:: ENTRIES SUPPLIED ::
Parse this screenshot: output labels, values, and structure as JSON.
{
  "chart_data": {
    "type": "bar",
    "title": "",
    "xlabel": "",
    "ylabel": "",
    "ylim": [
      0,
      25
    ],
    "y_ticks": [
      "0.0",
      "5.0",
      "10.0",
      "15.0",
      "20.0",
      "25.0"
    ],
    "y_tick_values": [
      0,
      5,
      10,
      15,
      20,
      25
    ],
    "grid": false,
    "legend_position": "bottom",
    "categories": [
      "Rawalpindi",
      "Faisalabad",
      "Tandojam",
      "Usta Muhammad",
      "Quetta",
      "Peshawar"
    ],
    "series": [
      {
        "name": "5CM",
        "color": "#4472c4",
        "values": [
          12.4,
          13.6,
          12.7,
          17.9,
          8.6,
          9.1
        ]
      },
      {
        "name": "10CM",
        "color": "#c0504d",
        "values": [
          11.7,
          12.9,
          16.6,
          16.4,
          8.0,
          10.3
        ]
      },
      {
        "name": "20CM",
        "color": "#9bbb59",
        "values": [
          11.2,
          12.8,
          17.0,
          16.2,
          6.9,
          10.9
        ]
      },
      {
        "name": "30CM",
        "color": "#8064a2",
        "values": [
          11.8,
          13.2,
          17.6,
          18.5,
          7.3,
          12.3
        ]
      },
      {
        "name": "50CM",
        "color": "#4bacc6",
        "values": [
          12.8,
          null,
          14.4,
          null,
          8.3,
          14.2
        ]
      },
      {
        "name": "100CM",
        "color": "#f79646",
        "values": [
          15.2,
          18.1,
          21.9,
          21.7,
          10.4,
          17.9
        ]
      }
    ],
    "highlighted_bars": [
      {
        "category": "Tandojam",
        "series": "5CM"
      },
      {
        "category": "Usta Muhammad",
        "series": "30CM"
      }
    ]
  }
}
:::
▸ **WRITTEN PROBLEM**
Identify all lines where the word "name" shows up. Copy them.

▸ **REPLY TO THE TASK**
        "name": "5CM",
        "name": "10CM",
        "name": "20CM",
        "name": "30CM",
        "name": "50CM",
        "name": "100CM",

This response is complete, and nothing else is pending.